▸ **Set exercise**: Copy out the listing that follows, exact in every word, and skip the images.

▸ **Items**:

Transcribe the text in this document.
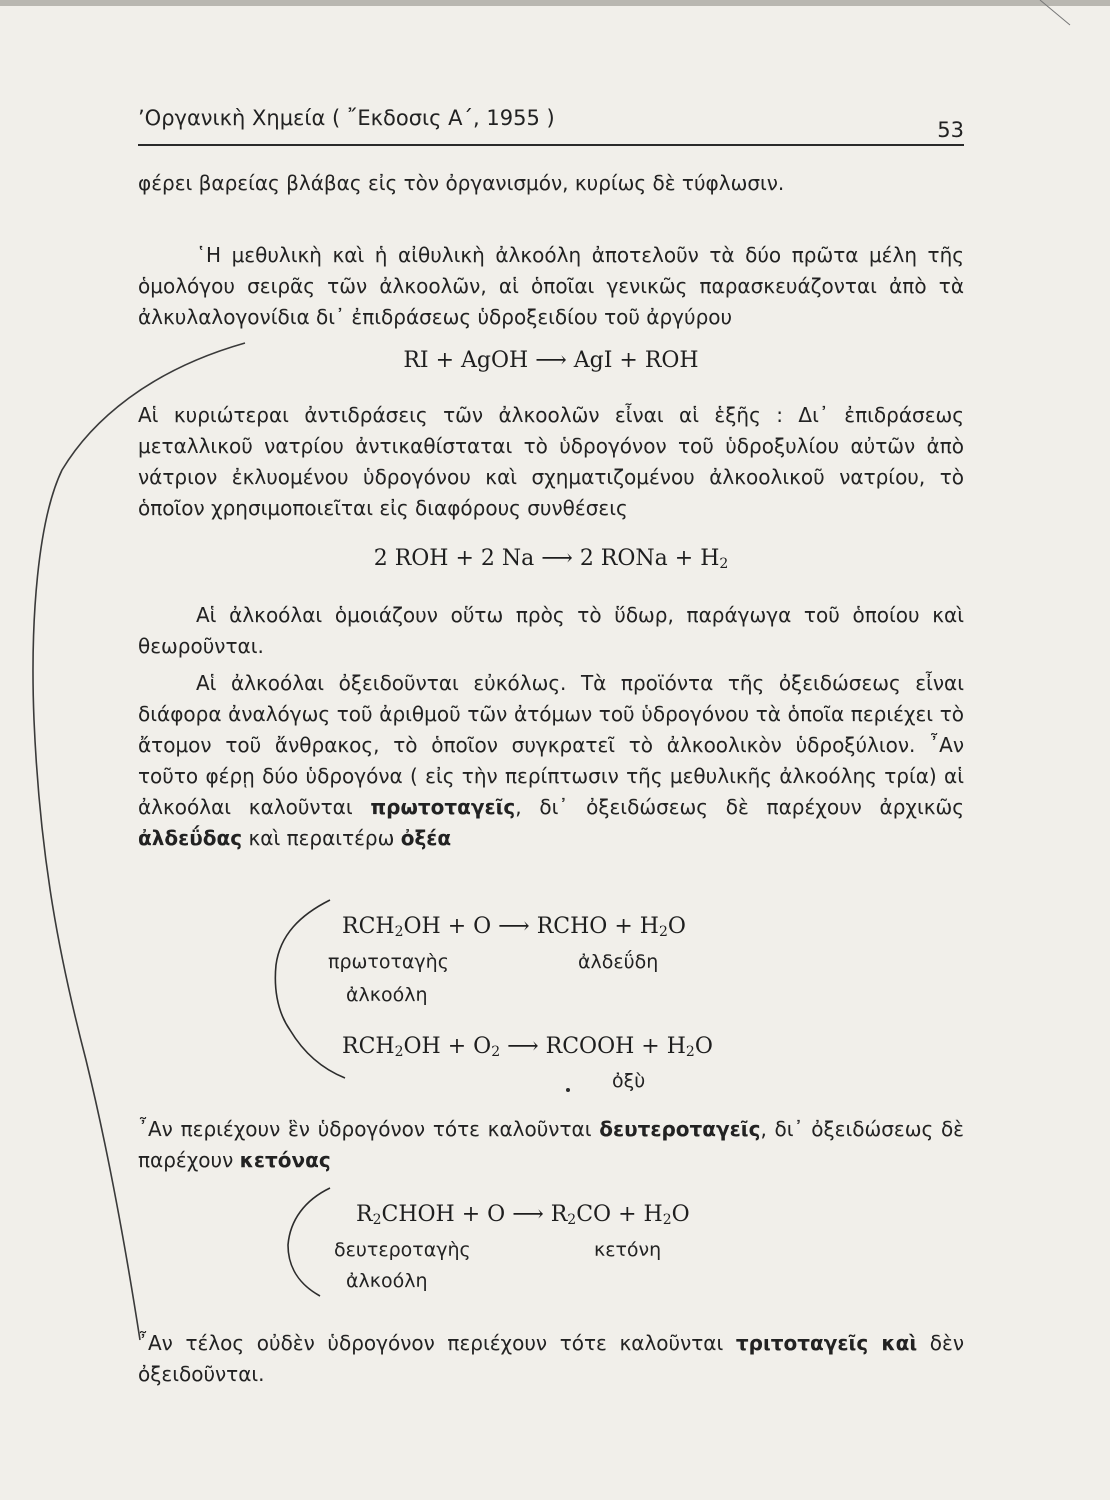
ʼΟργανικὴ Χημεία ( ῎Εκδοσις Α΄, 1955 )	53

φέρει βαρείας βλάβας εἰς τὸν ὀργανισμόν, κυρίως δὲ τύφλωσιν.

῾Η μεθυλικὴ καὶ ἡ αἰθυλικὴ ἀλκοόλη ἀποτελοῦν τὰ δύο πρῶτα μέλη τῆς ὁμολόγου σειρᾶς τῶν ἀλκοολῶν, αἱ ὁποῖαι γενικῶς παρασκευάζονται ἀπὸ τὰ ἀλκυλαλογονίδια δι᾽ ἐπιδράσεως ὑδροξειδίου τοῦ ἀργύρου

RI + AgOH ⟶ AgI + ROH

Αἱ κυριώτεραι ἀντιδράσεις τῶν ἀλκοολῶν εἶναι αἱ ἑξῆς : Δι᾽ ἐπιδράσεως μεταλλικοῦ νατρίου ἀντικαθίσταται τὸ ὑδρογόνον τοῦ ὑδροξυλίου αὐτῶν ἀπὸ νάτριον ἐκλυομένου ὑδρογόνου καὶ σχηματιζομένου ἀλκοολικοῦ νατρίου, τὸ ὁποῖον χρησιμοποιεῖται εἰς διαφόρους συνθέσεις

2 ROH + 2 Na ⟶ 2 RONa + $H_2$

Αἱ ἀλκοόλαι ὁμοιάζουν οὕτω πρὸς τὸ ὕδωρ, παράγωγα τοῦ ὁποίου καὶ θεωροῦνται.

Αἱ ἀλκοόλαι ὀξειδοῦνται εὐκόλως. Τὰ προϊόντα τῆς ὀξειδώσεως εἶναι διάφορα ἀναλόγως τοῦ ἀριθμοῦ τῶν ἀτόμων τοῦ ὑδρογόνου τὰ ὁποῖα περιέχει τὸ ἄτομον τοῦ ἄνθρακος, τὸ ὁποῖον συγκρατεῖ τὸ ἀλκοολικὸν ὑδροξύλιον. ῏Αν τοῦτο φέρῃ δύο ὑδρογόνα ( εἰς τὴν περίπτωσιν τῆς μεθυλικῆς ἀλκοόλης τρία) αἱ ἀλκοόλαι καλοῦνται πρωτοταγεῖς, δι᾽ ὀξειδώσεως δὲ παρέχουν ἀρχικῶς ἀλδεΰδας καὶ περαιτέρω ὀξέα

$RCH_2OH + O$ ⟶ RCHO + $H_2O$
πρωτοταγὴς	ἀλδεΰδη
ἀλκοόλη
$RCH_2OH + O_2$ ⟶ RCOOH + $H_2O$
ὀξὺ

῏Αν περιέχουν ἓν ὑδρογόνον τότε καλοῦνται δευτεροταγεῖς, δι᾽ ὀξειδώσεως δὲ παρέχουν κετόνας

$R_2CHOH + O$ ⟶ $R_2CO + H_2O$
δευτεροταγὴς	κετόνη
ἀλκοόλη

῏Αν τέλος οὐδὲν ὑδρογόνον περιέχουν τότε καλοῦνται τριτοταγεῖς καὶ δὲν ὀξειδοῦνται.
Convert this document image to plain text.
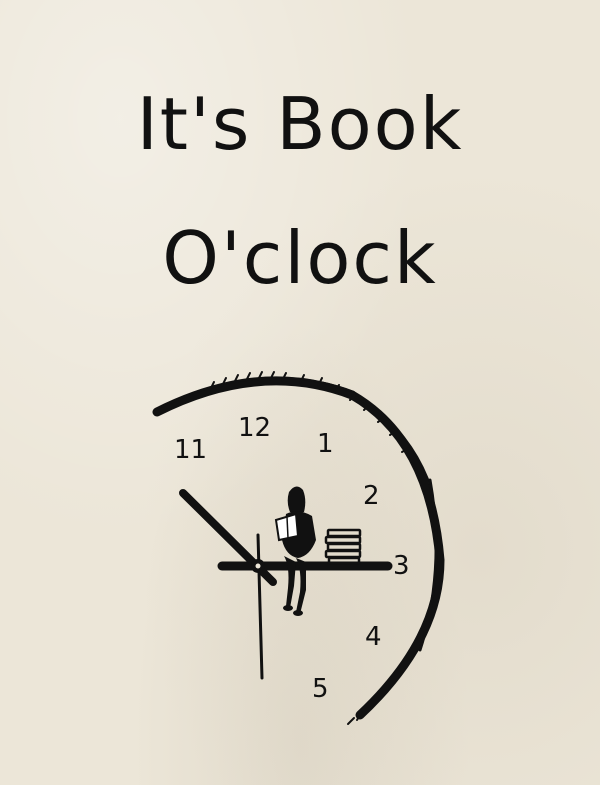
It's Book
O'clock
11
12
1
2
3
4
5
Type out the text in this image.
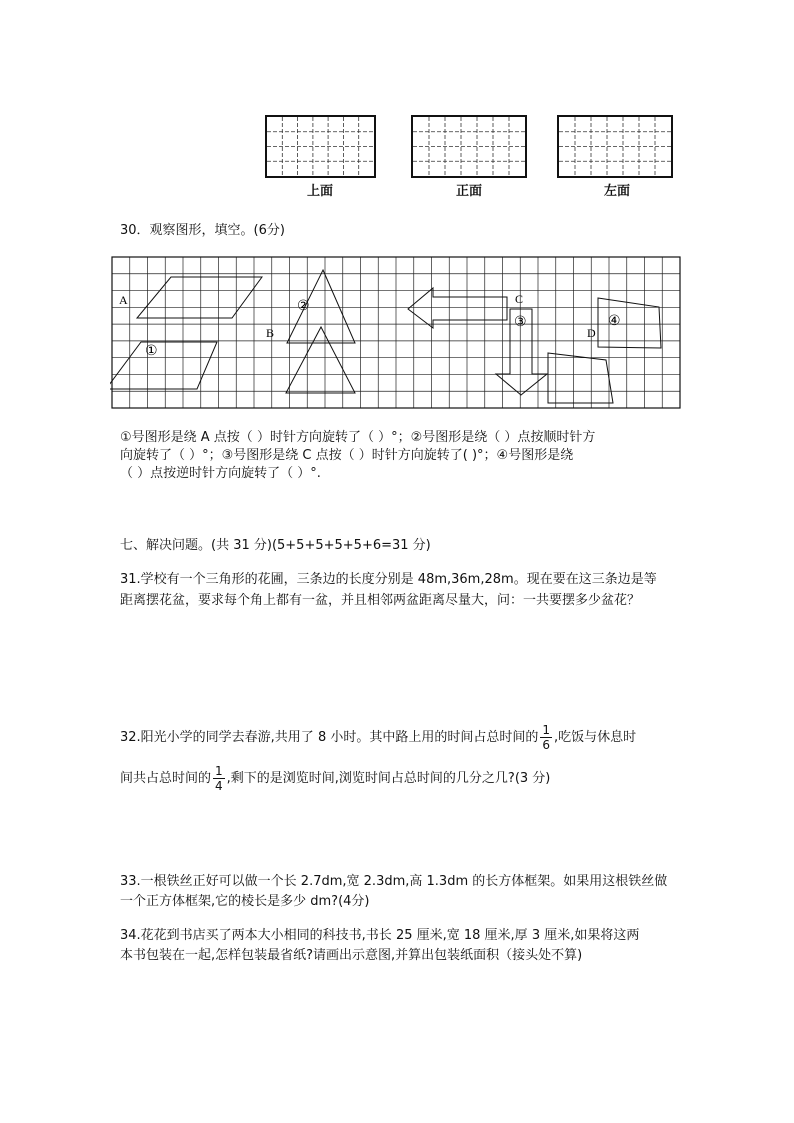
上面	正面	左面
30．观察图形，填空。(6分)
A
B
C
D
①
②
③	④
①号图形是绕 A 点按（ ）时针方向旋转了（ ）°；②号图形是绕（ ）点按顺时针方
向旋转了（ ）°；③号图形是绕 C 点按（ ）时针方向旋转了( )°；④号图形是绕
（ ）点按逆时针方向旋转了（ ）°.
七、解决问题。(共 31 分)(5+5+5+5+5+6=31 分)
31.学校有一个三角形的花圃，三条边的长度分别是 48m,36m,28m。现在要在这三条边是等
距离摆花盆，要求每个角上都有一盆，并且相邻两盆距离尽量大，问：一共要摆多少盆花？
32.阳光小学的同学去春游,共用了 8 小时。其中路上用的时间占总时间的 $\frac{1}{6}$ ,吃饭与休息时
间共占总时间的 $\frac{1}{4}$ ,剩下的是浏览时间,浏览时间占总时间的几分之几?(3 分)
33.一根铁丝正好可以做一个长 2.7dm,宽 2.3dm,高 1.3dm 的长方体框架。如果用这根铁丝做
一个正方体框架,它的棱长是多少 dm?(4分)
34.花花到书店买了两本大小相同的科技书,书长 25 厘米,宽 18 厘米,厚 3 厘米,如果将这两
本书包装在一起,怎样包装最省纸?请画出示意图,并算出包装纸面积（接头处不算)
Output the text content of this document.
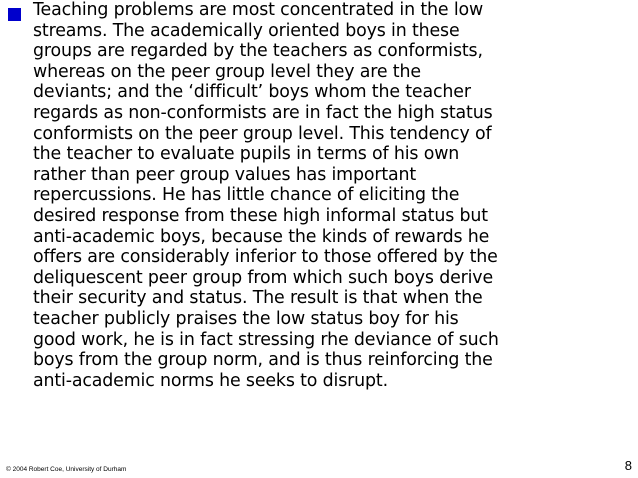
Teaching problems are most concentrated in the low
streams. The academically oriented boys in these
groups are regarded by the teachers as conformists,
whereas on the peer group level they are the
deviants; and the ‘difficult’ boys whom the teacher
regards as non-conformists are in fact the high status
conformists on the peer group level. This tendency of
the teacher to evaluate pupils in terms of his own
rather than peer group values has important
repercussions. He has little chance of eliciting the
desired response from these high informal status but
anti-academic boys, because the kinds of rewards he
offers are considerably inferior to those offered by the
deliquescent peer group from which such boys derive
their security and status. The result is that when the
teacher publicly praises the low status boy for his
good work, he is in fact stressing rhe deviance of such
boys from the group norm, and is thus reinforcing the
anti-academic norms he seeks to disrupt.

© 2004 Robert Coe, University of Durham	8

▸ **Exercise output**:
Transcribe the text in this document.
ʼΟργανικὴ Χημεία ( ῎Εκδοσις Α΄, 1955 )	53

φέρει βαρείας βλάβας εἰς τὸν ὀργανισμόν, κυρίως δὲ τύφλωσιν.

῾Η μεθυλικὴ καὶ ἡ αἰθυλικὴ ἀλκοόλη ἀποτελοῦν τὰ δύο πρῶτα μέλη τῆς ὁμολόγου σειρᾶς τῶν ἀλκοολῶν, αἱ ὁποῖαι γενικῶς παρασκευάζονται ἀπὸ τὰ ἀλκυλαλογονίδια δι᾽ ἐπιδράσεως ὑδροξειδίου τοῦ ἀργύρου

RI + AgOH ⟶ AgI + ROH

Αἱ κυριώτεραι ἀντιδράσεις τῶν ἀλκοολῶν εἶναι αἱ ἑξῆς : Δι᾽ ἐπιδράσεως μεταλλικοῦ νατρίου ἀντικαθίσταται τὸ ὑδρογόνον τοῦ ὑδροξυλίου αὐτῶν ἀπὸ νάτριον ἐκλυομένου ὑδρογόνου καὶ σχηματιζομένου ἀλκοολικοῦ νατρίου, τὸ ὁποῖον χρησιμοποιεῖται εἰς διαφόρους συνθέσεις

2 ROH + 2 Na ⟶ 2 RONa + $H_2$

Αἱ ἀλκοόλαι ὁμοιάζουν οὕτω πρὸς τὸ ὕδωρ, παράγωγα τοῦ ὁποίου καὶ θεωροῦνται.

Αἱ ἀλκοόλαι ὀξειδοῦνται εὐκόλως. Τὰ προϊόντα τῆς ὀξειδώσεως εἶναι διάφορα ἀναλόγως τοῦ ἀριθμοῦ τῶν ἀτόμων τοῦ ὑδρογόνου τὰ ὁποῖα περιέχει τὸ ἄτομον τοῦ ἄνθρακος, τὸ ὁποῖον συγκρατεῖ τὸ ἀλκοολικὸν ὑδροξύλιον. ῏Αν τοῦτο φέρῃ δύο ὑδρογόνα ( εἰς τὴν περίπτωσιν τῆς μεθυλικῆς ἀλκοόλης τρία) αἱ ἀλκοόλαι καλοῦνται πρωτοταγεῖς, δι᾽ ὀξειδώσεως δὲ παρέχουν ἀρχικῶς ἀλδεΰδας καὶ περαιτέρω ὀξέα

$RCH_2OH + O$ ⟶ RCHO + $H_2O$
πρωτοταγὴς	ἀλδεΰδη
ἀλκοόλη
$RCH_2OH + O_2$ ⟶ RCOOH + $H_2O$
ὀξὺ

῏Αν περιέχουν ἓν ὑδρογόνον τότε καλοῦνται δευτεροταγεῖς, δι᾽ ὀξειδώσεως δὲ παρέχουν κετόνας

$R_2CHOH + O$ ⟶ $R_2CO + H_2O$
δευτεροταγὴς	κετόνη
ἀλκοόλη

῏Αν τέλος οὐδὲν ὑδρογόνον περιέχουν τότε καλοῦνται τριτοταγεῖς καὶ δὲν ὀξειδοῦνται.
Convert this document image to plain text.
It's Book
O'clock
11
12
1
2
3
4
5
Type out the text in this image.
上面	正面	左面
30．观察图形，填空。(6分)
A
B
C
D
①
②
③	④
①号图形是绕 A 点按（ ）时针方向旋转了（ ）°；②号图形是绕（ ）点按顺时针方
向旋转了（ ）°；③号图形是绕 C 点按（ ）时针方向旋转了( )°；④号图形是绕
（ ）点按逆时针方向旋转了（ ）°.
七、解决问题。(共 31 分)(5+5+5+5+5+6=31 分)
31.学校有一个三角形的花圃，三条边的长度分别是 48m,36m,28m。现在要在这三条边是等
距离摆花盆，要求每个角上都有一盆，并且相邻两盆距离尽量大，问：一共要摆多少盆花？
32.阳光小学的同学去春游,共用了 8 小时。其中路上用的时间占总时间的 $\frac{1}{6}$ ,吃饭与休息时
间共占总时间的 $\frac{1}{4}$ ,剩下的是浏览时间,浏览时间占总时间的几分之几?(3 分)
33.一根铁丝正好可以做一个长 2.7dm,宽 2.3dm,高 1.3dm 的长方体框架。如果用这根铁丝做
一个正方体框架,它的棱长是多少 dm?(4分)
34.花花到书店买了两本大小相同的科技书,书长 25 厘米,宽 18 厘米,厚 3 厘米,如果将这两
本书包装在一起,怎样包装最省纸?请画出示意图,并算出包装纸面积（接头处不算)
Output the text content of this document.
Teaching problems are most concentrated in the low
streams. The academically oriented boys in these
groups are regarded by the teachers as conformists,
whereas on the peer group level they are the
deviants; and the ‘difficult’ boys whom the teacher
regards as non-conformists are in fact the high status
conformists on the peer group level. This tendency of
the teacher to evaluate pupils in terms of his own
rather than peer group values has important
repercussions. He has little chance of eliciting the
desired response from these high informal status but
anti-academic boys, because the kinds of rewards he
offers are considerably inferior to those offered by the
deliquescent peer group from which such boys derive
their security and status. The result is that when the
teacher publicly praises the low status boy for his
good work, he is in fact stressing rhe deviance of such
boys from the group norm, and is thus reinforcing the
anti-academic norms he seeks to disrupt.

© 2004 Robert Coe, University of Durham	8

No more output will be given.